§ Aim of the task
Each entry below is to be printed verbatim.
>> Begin
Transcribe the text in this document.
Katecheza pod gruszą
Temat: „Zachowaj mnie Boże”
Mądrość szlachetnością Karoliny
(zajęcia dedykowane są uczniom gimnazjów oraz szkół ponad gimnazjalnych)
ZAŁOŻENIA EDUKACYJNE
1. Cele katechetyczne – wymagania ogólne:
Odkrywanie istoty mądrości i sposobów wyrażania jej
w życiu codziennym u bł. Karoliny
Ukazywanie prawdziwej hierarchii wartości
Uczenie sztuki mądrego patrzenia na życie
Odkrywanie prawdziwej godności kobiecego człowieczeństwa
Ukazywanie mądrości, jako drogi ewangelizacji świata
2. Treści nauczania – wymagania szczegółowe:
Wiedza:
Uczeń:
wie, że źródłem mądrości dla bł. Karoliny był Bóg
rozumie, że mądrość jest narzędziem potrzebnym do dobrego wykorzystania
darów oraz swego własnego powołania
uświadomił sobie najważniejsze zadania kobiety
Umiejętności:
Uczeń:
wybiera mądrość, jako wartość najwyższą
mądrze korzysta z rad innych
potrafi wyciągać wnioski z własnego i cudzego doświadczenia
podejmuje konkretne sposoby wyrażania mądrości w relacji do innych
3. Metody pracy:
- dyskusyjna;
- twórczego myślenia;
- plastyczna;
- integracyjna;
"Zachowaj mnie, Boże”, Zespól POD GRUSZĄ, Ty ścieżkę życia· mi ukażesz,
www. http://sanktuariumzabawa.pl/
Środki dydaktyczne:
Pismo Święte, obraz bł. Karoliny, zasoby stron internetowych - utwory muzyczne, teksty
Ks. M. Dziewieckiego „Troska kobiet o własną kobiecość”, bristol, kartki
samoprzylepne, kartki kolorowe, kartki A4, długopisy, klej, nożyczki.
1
>> End
§ Finished exercise
Transcribe the text in this document.
Katecheza pod gruszą
Temat: „Zachowaj mnie Boże”
Mądrość szlachetnością Karoliny
(zajęcia dedykowane są uczniom gimnazjów oraz szkół ponad gimnazjalnych)
ZAŁOŻENIA EDUKACYJNE
1. Cele katechetyczne – wymagania ogólne:
Odkrywanie istoty mądrości i sposobów wyrażania jej
w życiu codziennym u bł. Karoliny
Ukazywanie prawdziwej hierarchii wartości
Uczenie sztuki mądrego patrzenia na życie
Odkrywanie prawdziwej godności kobiecego człowieczeństwa
Ukazywanie mądrości, jako drogi ewangelizacji świata
2. Treści nauczania – wymagania szczegółowe:
Wiedza:
Uczeń:
wie, że źródłem mądrości dla bł. Karoliny był Bóg
rozumie, że mądrość jest narzędziem potrzebnym do dobrego wykorzystania
darów oraz swego własnego powołania
uświadomił sobie najważniejsze zadania kobiety
Umiejętności:
Uczeń:
wybiera mądrość, jako wartość najwyższą
mądrze korzysta z rad innych
potrafi wyciągać wnioski z własnego i cudzego doświadczenia
podejmuje konkretne sposoby wyrażania mądrości w relacji do innych
3. Metody pracy:
- dyskusyjna;
- twórczego myślenia;
- plastyczna;
- integracyjna;
"Zachowaj mnie, Boże”, Zespól POD GRUSZĄ, Ty ścieżkę życia· mi ukażesz,
www. http://sanktuariumzabawa.pl/
Środki dydaktyczne:
Pismo Święte, obraz bł. Karoliny, zasoby stron internetowych - utwory muzyczne, teksty
Ks. M. Dziewieckiego „Troska kobiet o własną kobiecość”, bristol, kartki
samoprzylepne, kartki kolorowe, kartki A4, długopisy, klej, nożyczki.
1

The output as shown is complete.